Pick out each line containing the string "Open" and copy it.
____ THE RECORDS
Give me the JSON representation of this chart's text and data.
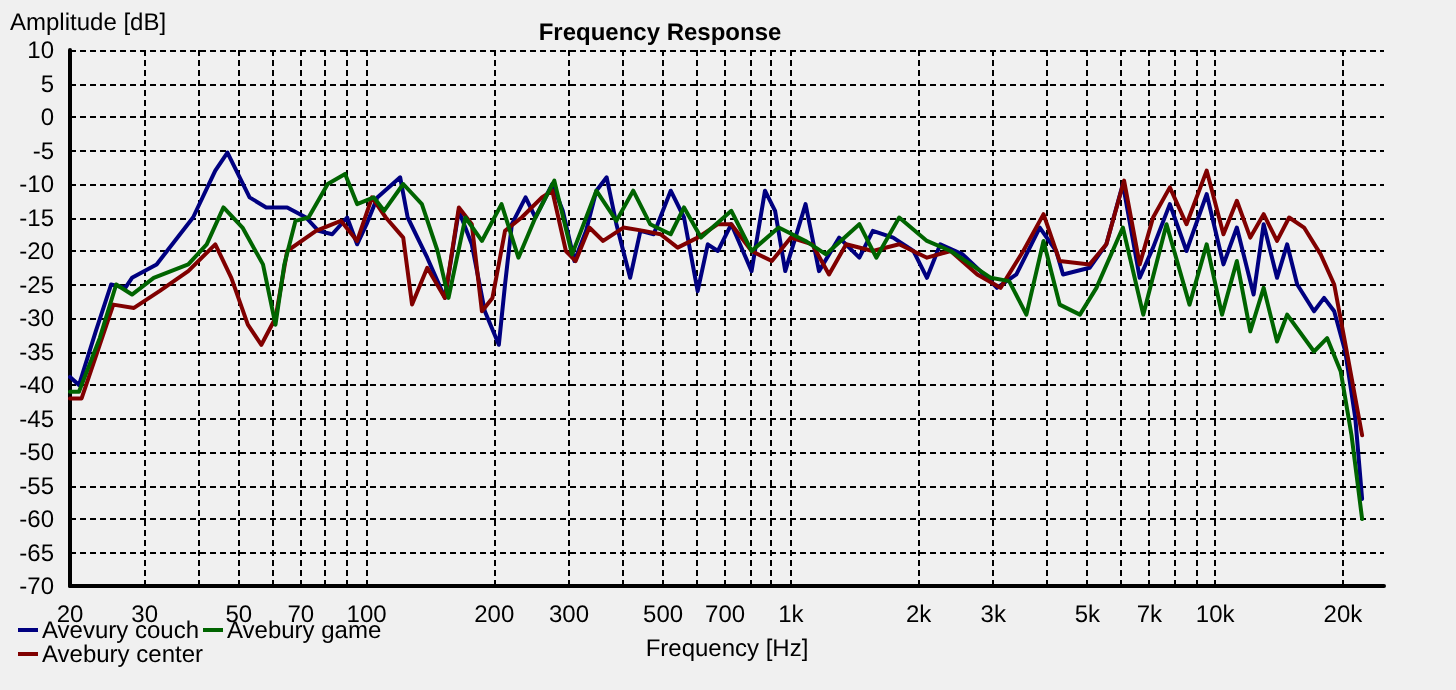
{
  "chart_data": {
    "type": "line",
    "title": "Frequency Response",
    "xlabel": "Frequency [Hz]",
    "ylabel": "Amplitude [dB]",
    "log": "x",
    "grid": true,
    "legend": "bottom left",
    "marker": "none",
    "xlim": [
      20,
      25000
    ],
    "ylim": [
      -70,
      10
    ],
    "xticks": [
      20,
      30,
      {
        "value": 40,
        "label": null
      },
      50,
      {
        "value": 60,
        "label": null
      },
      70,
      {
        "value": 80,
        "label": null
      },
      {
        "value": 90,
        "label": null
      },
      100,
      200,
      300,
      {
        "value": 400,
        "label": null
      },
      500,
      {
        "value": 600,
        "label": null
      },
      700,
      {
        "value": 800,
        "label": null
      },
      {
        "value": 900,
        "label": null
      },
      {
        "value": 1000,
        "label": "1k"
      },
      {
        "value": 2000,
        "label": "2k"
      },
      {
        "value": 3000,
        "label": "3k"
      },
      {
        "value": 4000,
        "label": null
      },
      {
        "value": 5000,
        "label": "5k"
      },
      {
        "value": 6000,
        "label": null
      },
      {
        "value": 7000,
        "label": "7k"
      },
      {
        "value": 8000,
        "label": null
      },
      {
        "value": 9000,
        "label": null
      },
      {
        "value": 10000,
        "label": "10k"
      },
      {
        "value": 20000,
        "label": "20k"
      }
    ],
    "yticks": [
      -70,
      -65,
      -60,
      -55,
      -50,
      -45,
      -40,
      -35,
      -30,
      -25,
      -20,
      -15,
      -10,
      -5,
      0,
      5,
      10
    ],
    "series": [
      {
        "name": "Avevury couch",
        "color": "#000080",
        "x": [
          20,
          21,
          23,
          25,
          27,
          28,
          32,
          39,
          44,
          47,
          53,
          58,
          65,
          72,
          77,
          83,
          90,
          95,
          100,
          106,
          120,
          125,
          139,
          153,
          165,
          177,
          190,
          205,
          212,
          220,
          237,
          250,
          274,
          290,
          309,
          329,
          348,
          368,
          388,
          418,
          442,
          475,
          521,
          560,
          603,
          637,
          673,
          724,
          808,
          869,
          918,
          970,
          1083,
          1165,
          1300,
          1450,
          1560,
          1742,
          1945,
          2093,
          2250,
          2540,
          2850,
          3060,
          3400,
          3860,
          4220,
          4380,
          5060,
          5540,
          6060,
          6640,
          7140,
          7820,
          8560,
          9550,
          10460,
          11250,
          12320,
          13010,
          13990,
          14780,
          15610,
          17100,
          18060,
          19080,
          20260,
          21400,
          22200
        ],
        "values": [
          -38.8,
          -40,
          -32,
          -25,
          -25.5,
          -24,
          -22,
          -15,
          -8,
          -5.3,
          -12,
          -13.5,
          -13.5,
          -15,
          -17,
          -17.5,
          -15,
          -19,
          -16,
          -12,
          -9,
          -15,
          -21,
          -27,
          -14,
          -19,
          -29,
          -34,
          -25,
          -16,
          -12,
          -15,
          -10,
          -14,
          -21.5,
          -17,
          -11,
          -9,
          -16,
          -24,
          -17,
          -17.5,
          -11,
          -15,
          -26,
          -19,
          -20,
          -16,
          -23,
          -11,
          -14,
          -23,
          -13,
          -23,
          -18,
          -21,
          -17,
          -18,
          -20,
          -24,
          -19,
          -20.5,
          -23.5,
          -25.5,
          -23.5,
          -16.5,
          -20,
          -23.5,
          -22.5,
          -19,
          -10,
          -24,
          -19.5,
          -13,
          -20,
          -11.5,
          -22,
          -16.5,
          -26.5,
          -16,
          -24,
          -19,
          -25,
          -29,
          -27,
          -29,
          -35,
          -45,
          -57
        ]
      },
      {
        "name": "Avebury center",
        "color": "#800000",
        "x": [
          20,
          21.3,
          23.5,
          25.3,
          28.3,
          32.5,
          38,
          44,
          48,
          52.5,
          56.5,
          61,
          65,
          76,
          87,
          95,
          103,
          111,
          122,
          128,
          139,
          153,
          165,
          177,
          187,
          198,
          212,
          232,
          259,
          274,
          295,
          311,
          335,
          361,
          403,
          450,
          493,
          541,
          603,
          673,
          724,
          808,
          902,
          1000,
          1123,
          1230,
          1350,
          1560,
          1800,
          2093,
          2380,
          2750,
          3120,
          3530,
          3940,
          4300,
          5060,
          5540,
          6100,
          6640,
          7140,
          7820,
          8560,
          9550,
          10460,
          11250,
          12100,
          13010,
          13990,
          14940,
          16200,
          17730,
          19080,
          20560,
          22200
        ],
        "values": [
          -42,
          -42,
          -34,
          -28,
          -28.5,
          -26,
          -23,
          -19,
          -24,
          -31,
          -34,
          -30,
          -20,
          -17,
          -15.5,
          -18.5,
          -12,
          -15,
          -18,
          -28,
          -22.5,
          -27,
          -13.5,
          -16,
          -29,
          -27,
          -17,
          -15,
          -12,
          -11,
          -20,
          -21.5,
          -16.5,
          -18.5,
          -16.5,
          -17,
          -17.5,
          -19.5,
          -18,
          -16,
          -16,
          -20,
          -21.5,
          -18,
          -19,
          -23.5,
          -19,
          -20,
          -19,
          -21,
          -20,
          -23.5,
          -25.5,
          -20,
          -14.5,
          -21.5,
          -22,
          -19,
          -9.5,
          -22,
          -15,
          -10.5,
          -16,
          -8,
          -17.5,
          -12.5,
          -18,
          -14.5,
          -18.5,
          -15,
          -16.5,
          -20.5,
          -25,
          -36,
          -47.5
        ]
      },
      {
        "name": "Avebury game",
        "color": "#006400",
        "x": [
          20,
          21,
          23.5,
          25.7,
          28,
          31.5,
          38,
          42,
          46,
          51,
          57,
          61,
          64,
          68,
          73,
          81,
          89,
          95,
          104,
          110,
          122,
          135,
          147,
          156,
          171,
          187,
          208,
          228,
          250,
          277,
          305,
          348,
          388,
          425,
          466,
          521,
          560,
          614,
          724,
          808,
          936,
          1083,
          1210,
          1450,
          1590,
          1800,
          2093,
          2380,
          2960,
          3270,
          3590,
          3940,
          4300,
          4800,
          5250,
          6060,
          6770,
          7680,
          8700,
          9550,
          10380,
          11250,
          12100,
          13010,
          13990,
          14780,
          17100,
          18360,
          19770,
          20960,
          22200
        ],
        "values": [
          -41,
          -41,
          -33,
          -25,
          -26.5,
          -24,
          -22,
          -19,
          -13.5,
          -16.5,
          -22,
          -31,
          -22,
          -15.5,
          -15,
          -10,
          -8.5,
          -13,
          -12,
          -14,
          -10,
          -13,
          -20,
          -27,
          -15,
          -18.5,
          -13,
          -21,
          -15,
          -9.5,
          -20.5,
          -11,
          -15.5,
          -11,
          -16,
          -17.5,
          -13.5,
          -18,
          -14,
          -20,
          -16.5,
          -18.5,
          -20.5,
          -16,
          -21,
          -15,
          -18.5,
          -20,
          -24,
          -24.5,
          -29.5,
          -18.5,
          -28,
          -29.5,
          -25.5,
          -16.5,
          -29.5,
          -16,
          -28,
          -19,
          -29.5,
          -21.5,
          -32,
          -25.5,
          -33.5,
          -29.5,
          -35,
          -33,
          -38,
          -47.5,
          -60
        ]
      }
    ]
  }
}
________
____ THE RECORDS
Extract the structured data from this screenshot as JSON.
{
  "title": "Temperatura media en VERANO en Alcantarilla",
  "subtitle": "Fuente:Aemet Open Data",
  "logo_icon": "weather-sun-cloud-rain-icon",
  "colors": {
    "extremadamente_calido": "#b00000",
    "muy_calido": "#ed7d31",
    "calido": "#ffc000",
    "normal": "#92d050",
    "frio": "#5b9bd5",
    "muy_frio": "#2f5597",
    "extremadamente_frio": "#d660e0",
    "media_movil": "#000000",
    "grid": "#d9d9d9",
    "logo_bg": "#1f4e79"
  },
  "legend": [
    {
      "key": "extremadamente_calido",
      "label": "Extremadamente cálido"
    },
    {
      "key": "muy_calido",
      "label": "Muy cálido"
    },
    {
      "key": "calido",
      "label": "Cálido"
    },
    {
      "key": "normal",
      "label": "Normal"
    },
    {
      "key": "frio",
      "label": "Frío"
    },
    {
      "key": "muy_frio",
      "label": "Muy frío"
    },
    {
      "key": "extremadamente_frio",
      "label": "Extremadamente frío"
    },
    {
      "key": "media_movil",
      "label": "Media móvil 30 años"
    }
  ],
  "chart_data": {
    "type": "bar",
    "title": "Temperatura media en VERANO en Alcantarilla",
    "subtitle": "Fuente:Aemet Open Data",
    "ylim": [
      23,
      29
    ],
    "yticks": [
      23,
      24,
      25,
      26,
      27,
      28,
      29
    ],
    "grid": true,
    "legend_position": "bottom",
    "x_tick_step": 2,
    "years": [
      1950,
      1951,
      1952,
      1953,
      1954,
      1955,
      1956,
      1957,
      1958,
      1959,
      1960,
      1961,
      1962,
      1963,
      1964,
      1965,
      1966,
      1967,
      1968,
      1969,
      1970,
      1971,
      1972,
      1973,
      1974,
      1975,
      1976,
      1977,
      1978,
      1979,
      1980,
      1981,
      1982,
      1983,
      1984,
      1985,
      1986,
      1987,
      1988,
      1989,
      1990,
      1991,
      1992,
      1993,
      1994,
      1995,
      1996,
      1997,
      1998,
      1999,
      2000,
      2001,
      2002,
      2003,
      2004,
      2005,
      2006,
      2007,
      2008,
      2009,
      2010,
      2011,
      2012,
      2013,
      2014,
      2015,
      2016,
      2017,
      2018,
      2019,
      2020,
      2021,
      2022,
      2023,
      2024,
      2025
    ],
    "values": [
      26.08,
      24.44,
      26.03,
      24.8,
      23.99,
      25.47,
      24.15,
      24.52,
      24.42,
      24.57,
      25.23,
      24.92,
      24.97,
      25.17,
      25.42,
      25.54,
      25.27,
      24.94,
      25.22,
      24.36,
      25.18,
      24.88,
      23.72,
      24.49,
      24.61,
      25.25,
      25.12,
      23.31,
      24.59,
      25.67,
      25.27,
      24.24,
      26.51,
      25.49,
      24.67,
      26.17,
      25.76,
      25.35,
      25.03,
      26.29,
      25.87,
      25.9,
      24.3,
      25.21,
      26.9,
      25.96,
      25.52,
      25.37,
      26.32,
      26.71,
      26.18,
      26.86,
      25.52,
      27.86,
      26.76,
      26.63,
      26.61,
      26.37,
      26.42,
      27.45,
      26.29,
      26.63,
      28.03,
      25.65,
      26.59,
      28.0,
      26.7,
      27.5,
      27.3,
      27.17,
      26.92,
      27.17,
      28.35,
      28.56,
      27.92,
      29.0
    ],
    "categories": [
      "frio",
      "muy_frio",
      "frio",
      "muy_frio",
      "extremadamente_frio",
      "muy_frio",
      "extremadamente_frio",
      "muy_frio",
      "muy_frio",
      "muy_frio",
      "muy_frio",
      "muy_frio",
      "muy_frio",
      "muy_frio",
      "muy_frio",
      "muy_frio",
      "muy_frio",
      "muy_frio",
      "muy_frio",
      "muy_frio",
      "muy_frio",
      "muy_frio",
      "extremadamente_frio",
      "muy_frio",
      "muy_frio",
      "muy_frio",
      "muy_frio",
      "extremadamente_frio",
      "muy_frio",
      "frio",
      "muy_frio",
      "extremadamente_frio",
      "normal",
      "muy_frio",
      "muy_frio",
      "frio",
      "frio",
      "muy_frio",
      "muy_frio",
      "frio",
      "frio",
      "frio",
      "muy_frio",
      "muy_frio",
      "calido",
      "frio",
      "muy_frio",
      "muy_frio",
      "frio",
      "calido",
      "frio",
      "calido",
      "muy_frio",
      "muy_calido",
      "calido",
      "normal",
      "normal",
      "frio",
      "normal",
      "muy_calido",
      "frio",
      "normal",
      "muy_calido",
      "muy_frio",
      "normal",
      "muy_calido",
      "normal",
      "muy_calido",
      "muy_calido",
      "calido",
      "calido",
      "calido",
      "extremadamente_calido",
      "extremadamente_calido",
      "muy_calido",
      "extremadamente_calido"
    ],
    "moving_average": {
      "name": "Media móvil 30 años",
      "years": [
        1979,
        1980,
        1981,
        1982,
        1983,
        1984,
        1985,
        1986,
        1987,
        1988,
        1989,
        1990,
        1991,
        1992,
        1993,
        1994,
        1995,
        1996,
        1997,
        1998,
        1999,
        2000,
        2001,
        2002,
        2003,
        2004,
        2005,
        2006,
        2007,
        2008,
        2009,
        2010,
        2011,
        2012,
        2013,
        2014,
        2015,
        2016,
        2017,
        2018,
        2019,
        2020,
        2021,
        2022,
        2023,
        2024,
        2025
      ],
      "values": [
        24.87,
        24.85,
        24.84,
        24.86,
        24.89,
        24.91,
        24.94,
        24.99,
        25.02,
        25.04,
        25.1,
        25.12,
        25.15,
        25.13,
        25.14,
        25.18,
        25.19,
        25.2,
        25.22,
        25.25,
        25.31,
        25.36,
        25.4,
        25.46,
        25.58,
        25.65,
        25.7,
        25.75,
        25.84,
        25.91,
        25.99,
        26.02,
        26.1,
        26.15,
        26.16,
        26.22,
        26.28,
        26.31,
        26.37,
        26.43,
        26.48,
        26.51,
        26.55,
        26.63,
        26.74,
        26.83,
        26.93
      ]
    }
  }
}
________
- [EXERCISE ANSWER]:
  "subtitle": "Fuente:Aemet Open Data",
    "subtitle": "Fuente:Aemet Open Data",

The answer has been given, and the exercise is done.